* [Goal of the exercise]: In the listing below, find every line with the string "соответствии" and pull it out.

____________

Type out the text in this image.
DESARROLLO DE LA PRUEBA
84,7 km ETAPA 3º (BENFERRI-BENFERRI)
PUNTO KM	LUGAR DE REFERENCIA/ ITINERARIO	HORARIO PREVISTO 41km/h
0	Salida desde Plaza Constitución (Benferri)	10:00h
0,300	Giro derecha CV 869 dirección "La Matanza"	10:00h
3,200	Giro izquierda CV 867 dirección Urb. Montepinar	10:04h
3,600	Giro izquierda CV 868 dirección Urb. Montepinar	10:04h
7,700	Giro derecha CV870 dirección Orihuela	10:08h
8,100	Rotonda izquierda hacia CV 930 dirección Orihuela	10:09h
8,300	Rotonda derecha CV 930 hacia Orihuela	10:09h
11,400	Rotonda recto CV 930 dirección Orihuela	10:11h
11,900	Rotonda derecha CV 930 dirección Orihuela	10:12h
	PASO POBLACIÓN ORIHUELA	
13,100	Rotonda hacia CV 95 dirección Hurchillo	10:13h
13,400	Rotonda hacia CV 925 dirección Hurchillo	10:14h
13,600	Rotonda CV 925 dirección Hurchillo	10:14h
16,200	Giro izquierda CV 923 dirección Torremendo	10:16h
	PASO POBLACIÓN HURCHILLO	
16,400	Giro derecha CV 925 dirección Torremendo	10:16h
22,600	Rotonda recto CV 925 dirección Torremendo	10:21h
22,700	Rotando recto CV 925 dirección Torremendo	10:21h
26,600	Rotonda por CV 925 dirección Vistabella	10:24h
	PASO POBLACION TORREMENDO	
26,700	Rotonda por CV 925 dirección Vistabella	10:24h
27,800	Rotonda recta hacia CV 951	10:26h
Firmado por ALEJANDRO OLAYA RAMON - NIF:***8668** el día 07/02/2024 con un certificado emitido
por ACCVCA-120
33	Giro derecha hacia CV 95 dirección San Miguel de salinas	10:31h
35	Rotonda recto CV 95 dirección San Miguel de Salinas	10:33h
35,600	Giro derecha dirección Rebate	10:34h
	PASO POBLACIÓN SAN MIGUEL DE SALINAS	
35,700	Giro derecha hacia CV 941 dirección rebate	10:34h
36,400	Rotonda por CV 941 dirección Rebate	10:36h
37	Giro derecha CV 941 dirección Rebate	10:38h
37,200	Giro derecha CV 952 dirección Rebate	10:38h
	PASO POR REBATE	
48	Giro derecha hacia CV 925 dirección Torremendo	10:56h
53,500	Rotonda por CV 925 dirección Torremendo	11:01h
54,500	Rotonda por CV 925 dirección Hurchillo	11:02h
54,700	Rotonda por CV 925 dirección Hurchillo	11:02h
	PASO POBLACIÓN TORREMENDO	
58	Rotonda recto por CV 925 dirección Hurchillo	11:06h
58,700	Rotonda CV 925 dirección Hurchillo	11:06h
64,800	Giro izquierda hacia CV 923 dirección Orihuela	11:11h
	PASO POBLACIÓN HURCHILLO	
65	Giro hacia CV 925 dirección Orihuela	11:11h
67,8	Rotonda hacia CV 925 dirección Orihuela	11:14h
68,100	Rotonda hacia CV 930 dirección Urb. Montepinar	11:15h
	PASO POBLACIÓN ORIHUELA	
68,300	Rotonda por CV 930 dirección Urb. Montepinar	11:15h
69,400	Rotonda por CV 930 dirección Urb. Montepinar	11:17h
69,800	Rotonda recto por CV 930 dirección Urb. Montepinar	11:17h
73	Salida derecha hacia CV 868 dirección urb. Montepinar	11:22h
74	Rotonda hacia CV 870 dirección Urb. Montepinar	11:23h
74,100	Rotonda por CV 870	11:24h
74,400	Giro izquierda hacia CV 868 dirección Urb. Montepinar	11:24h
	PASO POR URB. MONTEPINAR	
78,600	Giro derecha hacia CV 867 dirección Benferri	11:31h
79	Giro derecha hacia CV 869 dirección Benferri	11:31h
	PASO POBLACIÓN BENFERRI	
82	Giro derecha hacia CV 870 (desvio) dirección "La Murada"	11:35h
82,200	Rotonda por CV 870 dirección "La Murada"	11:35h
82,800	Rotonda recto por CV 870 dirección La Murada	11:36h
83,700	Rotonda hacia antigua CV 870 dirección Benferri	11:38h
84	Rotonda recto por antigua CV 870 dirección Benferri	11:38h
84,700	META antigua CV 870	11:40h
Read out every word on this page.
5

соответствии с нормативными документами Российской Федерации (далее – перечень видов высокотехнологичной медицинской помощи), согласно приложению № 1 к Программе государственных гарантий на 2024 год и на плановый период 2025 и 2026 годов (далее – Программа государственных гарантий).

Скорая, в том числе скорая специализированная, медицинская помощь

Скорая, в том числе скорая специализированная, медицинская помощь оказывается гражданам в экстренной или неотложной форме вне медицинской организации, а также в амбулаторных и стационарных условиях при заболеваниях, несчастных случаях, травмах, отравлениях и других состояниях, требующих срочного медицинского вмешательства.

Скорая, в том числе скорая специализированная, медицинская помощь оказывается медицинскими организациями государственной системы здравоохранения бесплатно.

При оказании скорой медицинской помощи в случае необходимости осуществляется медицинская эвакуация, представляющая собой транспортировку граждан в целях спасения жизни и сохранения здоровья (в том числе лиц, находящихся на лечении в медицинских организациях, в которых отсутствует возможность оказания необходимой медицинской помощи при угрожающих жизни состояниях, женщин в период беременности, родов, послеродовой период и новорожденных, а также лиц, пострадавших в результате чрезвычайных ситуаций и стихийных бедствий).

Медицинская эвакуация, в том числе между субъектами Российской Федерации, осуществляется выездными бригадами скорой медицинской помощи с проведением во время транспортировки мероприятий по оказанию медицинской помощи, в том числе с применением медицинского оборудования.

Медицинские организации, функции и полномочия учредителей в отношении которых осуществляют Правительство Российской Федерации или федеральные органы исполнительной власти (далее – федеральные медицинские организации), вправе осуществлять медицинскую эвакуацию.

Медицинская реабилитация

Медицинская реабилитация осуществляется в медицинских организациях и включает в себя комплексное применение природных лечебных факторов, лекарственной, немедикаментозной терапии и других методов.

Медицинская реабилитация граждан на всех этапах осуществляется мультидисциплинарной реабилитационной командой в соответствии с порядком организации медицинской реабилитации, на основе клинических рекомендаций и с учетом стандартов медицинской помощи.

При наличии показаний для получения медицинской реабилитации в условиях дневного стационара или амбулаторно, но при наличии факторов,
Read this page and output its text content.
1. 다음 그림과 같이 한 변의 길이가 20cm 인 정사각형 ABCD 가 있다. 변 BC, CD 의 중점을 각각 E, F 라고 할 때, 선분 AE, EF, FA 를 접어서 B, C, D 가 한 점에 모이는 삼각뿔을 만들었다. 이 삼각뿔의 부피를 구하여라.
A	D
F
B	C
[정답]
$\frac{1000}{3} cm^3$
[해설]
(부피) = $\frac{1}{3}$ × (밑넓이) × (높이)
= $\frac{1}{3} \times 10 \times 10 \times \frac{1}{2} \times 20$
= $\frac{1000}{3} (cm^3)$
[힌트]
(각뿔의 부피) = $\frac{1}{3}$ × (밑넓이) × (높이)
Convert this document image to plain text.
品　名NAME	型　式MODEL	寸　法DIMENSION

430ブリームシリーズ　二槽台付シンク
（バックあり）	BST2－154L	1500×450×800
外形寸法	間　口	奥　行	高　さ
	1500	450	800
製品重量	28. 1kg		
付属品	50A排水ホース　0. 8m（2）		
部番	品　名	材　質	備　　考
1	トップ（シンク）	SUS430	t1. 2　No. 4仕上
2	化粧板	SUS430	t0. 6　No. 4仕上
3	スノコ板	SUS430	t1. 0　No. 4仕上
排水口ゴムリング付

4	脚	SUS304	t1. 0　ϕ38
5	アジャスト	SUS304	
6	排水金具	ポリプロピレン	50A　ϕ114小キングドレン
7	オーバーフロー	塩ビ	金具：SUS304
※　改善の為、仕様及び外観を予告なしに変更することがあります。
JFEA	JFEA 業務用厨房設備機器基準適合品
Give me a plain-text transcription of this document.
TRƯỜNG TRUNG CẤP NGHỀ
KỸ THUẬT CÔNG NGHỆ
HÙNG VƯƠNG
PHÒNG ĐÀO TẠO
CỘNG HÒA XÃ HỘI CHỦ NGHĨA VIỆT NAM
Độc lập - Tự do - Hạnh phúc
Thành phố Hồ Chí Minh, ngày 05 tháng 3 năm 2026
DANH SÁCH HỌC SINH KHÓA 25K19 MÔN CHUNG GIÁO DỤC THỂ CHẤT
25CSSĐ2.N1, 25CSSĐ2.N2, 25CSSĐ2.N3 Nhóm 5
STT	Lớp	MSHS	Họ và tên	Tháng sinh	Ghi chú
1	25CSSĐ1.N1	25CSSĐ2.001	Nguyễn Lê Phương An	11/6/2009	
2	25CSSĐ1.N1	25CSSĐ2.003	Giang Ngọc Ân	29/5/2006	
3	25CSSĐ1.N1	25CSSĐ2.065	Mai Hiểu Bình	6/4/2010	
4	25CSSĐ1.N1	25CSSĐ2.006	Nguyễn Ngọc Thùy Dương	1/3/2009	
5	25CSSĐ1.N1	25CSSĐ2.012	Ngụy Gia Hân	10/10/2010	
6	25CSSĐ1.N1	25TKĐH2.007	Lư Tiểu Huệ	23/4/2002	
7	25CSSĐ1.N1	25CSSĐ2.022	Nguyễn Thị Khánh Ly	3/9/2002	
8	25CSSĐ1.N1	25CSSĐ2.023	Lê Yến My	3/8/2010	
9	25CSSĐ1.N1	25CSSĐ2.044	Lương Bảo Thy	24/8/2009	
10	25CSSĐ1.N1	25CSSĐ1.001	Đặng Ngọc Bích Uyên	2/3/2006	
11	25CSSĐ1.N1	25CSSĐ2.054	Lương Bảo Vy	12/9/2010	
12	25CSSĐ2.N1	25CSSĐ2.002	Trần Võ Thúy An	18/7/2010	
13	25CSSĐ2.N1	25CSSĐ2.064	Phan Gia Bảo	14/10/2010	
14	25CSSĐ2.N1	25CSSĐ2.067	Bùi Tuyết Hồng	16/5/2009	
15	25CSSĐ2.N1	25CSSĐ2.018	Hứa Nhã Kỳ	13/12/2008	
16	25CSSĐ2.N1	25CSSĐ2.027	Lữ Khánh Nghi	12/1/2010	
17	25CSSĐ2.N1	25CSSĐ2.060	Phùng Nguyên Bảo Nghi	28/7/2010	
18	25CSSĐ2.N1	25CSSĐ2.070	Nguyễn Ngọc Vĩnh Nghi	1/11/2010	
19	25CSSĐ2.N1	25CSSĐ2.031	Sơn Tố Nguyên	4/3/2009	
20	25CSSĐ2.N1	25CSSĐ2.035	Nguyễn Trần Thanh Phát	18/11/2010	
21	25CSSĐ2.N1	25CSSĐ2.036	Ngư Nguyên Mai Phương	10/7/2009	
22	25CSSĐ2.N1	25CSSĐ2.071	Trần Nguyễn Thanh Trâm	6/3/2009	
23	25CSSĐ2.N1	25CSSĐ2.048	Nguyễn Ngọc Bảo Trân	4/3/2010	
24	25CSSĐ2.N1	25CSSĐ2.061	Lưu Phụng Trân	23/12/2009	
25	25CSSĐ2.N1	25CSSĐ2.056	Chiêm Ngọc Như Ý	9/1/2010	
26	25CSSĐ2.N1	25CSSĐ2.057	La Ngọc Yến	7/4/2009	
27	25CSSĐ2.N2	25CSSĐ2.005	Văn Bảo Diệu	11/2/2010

____________

* [Output for this exercise]:
соответствии с нормативными документами Российской Федерации (далее – перечень видов высокотехнологичной медицинской помощи), согласно приложению № 1 к Программе государственных гарантий на 2024 год и на плановый период 2025 и 2026 годов (далее – Программа государственных гарантий).
Медицинская реабилитация граждан на всех этапах осуществляется мультидисциплинарной реабилитационной командой в соответствии с порядком организации медицинской реабилитации, на основе клинических рекомендаций и с учетом стандартов медицинской помощи.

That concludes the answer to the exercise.